#### Directive:
Please determine how many lines of the material include the word "check", and respond with nothing but that number.

#### The data:
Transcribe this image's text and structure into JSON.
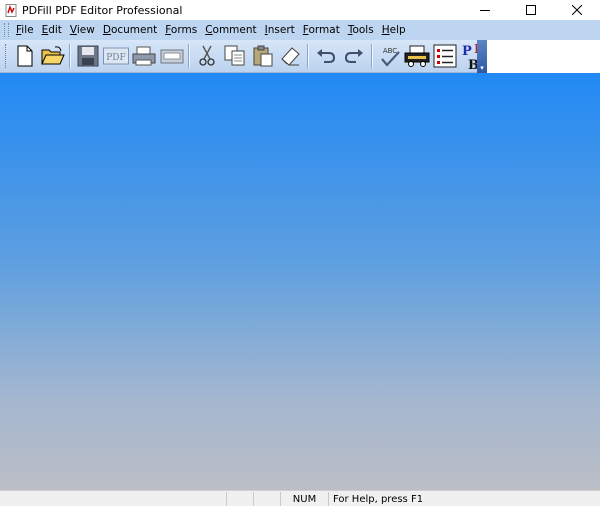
{
  "window": {
    "title": "PDFill PDF Editor Professional",
    "controls": [
      "minimize",
      "maximize",
      "close"
    ]
  },
  "menu": {
    "items": [
      "File",
      "Edit",
      "View",
      "Document",
      "Forms",
      "Comment",
      "Insert",
      "Format",
      "Tools",
      "Help"
    ]
  },
  "toolbar": {
    "buttons": [
      "new-document-icon",
      "open-folder-icon",
      "save-icon",
      "pdf-icon",
      "print-icon",
      "scan-icon",
      "cut-icon",
      "copy-icon",
      "paste-icon",
      "eraser-icon",
      "undo-icon",
      "redo-icon",
      "spell-check-icon",
      "printer-setup-icon",
      "list-icon",
      "peb-icon"
    ],
    "pdf_label": "PDF",
    "spell_label": "ABC",
    "peb_letters": [
      "P",
      "E",
      "B"
    ]
  },
  "statusbar": {
    "num": "NUM",
    "help": "For Help, press F1"
  }
}
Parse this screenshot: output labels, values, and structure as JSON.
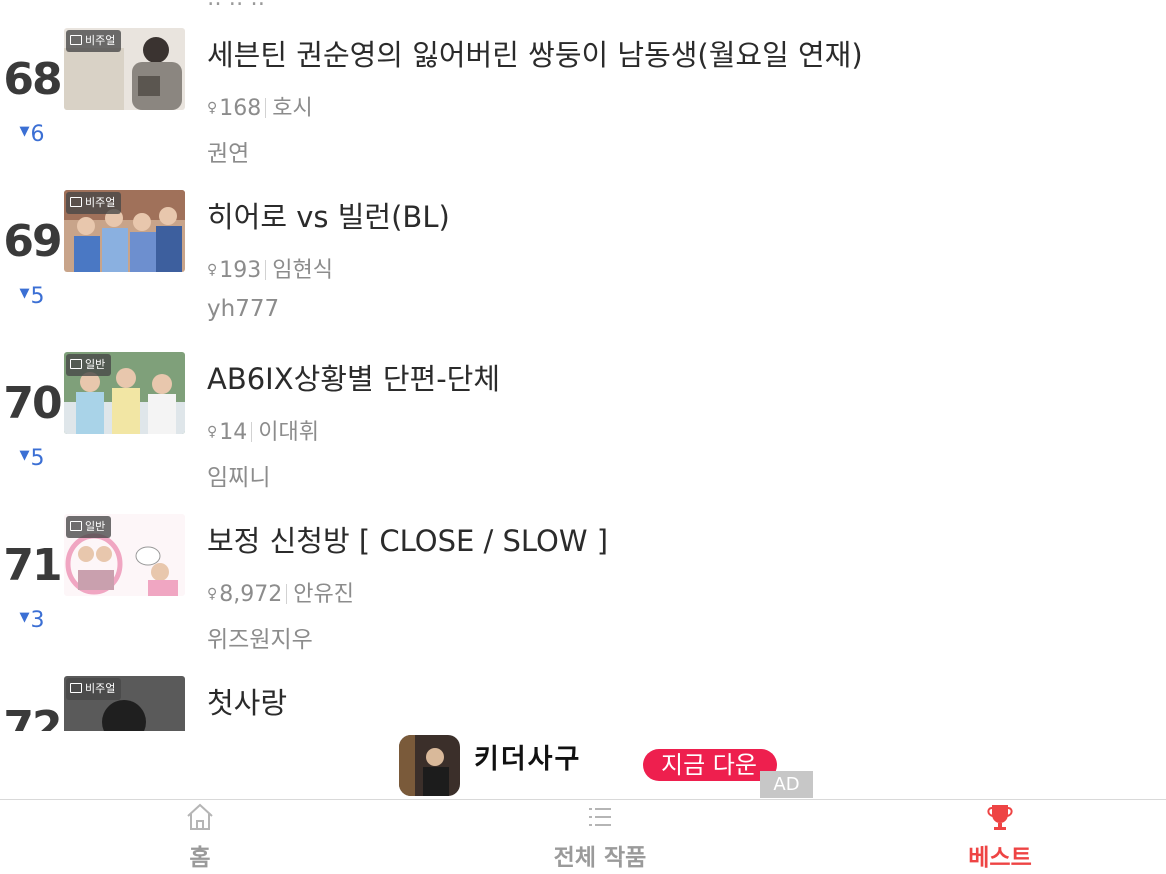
{
  "colors": {
    "accent": "#ee4444",
    "rank_down": "#3b6fd4",
    "ad_cta": "#ee1f4e"
  },
  "list": {
    "items": [
      {
        "rank": "68",
        "change": "6",
        "change_dir": "down",
        "type_icon": "image-icon",
        "type_label": "비주얼",
        "title": "세븐틴 권순영의 잃어버린 쌍둥이 남동생(월요일 연재)",
        "readers": "168",
        "member": "호시",
        "author": "권연"
      },
      {
        "rank": "69",
        "change": "5",
        "change_dir": "down",
        "type_icon": "image-icon",
        "type_label": "비주얼",
        "title": "히어로 vs 빌런(BL)",
        "readers": "193",
        "member": "임현식",
        "author": "yh777"
      },
      {
        "rank": "70",
        "change": "5",
        "change_dir": "down",
        "type_icon": "document-icon",
        "type_label": "일반",
        "title": "AB6IX상황별 단편-단체",
        "readers": "14",
        "member": "이대휘",
        "author": "임찌니"
      },
      {
        "rank": "71",
        "change": "3",
        "change_dir": "down",
        "type_icon": "document-icon",
        "type_label": "일반",
        "title": "보정 신청방 [ CLOSE / SLOW ]",
        "readers": "8,972",
        "member": "안유진",
        "author": "위즈원지우"
      },
      {
        "rank": "72",
        "type_icon": "image-icon",
        "type_label": "비주얼",
        "title": "첫사랑"
      }
    ]
  },
  "ad": {
    "app_name": "키더사구",
    "cta": "지금 다운",
    "label": "AD"
  },
  "tabs": [
    {
      "label": "홈",
      "icon": "home-icon",
      "active": false
    },
    {
      "label": "전체 작품",
      "icon": "list-icon",
      "active": false
    },
    {
      "label": "베스트",
      "icon": "trophy-icon",
      "active": true
    }
  ]
}
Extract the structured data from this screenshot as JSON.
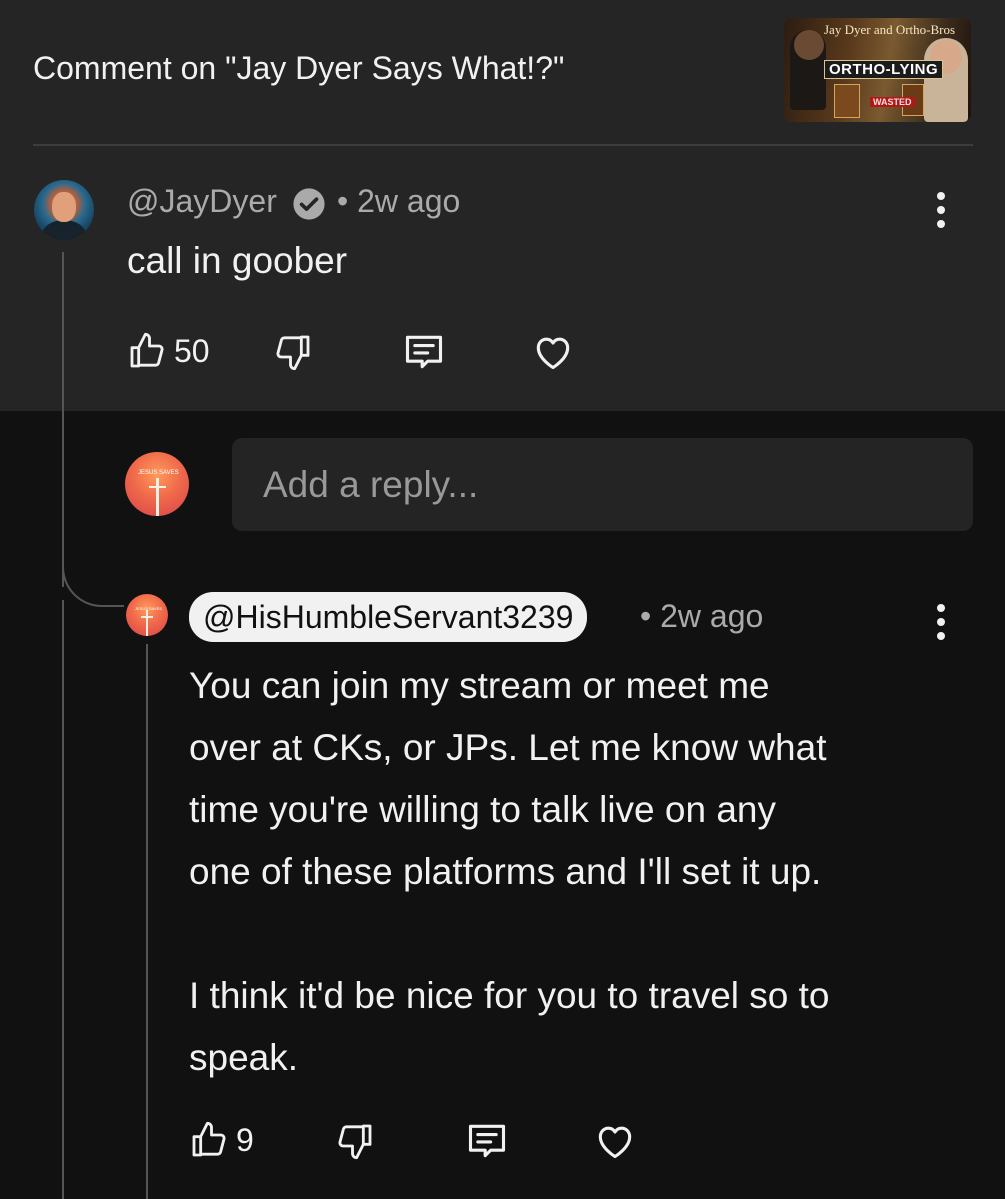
{
  "header": {
    "title": "Comment on \"Jay Dyer Says What!?\"",
    "thumbnail": {
      "line1": "Jay Dyer and Ortho-Bros",
      "line2": "ORTHO-LYING",
      "badge": "WASTED"
    }
  },
  "comment": {
    "author": "@JayDyer",
    "verified_icon": "verified-check-icon",
    "time": "• 2w ago",
    "text": "call in goober",
    "likes": "50"
  },
  "reply_input": {
    "placeholder": "Add a reply..."
  },
  "reply": {
    "author": "@HisHumbleServant3239",
    "time": "• 2w ago",
    "text": "You can join my stream or meet me\nover at CKs, or JPs. Let me know what\ntime you're willing to talk live on any\none of these platforms and I'll set it up.\n\nI think it'd be nice for you to travel so to\nspeak.",
    "likes": "9"
  },
  "avatar_text": "JESUS SAVES",
  "colors": {
    "panel": "#252525",
    "background": "#111111",
    "text": "#f1f1f1",
    "muted": "#aaaaaa"
  }
}
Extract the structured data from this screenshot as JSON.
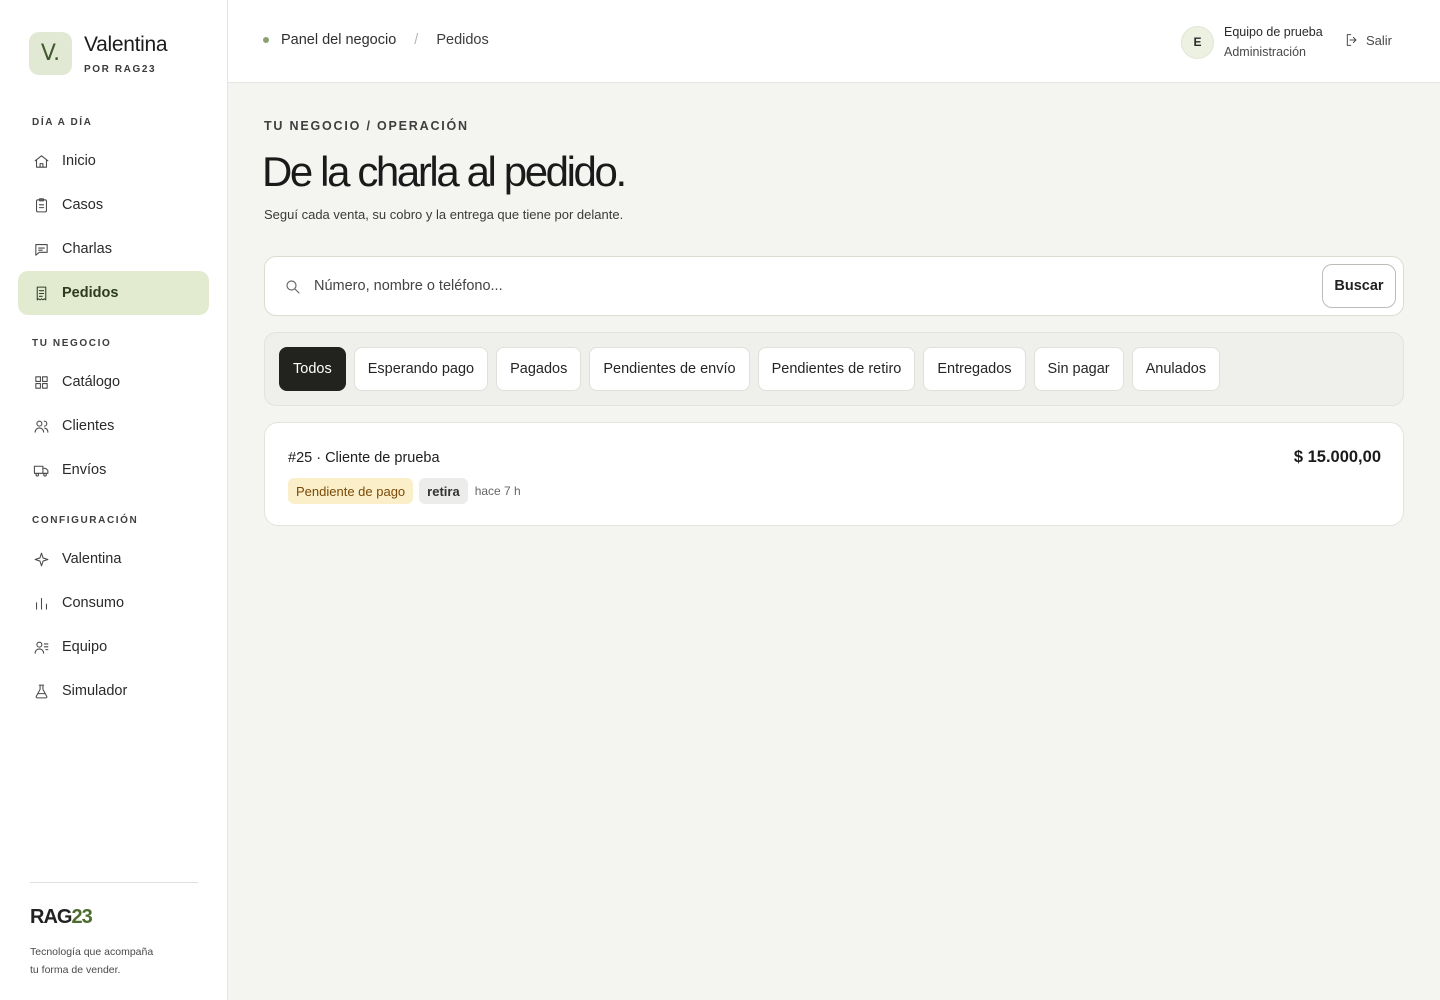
{
  "brand": {
    "initial": "V.",
    "name": "Valentina",
    "byline": "POR RAG23"
  },
  "sidebar": {
    "sections": [
      {
        "title": "DÍA A DÍA",
        "items": [
          {
            "label": "Inicio",
            "icon": "home-icon"
          },
          {
            "label": "Casos",
            "icon": "clipboard-icon"
          },
          {
            "label": "Charlas",
            "icon": "chat-icon"
          },
          {
            "label": "Pedidos",
            "icon": "receipt-icon",
            "active": true
          }
        ]
      },
      {
        "title": "TU NEGOCIO",
        "items": [
          {
            "label": "Catálogo",
            "icon": "grid-icon"
          },
          {
            "label": "Clientes",
            "icon": "users-icon"
          },
          {
            "label": "Envíos",
            "icon": "truck-icon"
          }
        ]
      },
      {
        "title": "CONFIGURACIÓN",
        "items": [
          {
            "label": "Valentina",
            "icon": "sparkle-icon"
          },
          {
            "label": "Consumo",
            "icon": "bar-chart-icon"
          },
          {
            "label": "Equipo",
            "icon": "team-icon"
          },
          {
            "label": "Simulador",
            "icon": "flask-icon"
          }
        ]
      }
    ],
    "footer": {
      "logo_main": "RAG",
      "logo_accent": "23",
      "tagline_1": "Tecnología que acompaña",
      "tagline_2": "tu forma de vender."
    }
  },
  "topbar": {
    "breadcrumb_root": "Panel del negocio",
    "breadcrumb_sep": "/",
    "breadcrumb_current": "Pedidos",
    "user_initial": "E",
    "user_name": "Equipo de prueba",
    "user_role": "Administración",
    "logout_label": "Salir"
  },
  "main": {
    "eyebrow": "TU NEGOCIO / OPERACIÓN",
    "title": "De la charla al pedido.",
    "subtitle": "Seguí cada venta, su cobro y la entrega que tiene por delante.",
    "search": {
      "placeholder": "Número, nombre o teléfono...",
      "value": "",
      "button": "Buscar"
    },
    "filters": [
      "Todos",
      "Esperando pago",
      "Pagados",
      "Pendientes de envío",
      "Pendientes de retiro",
      "Entregados",
      "Sin pagar",
      "Anulados"
    ],
    "active_filter": "Todos",
    "orders": [
      {
        "title": "#25 · Cliente de prueba",
        "amount": "$ 15.000,00",
        "status": "Pendiente de pago",
        "delivery": "retira",
        "time": "hace 7 h"
      }
    ]
  },
  "colors": {
    "accent": "#4d6b2e",
    "active_nav": "#e2eacf",
    "active_chip": "#22231f",
    "pending_badge": "#fbefc9"
  }
}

#### Response to this exercise:
2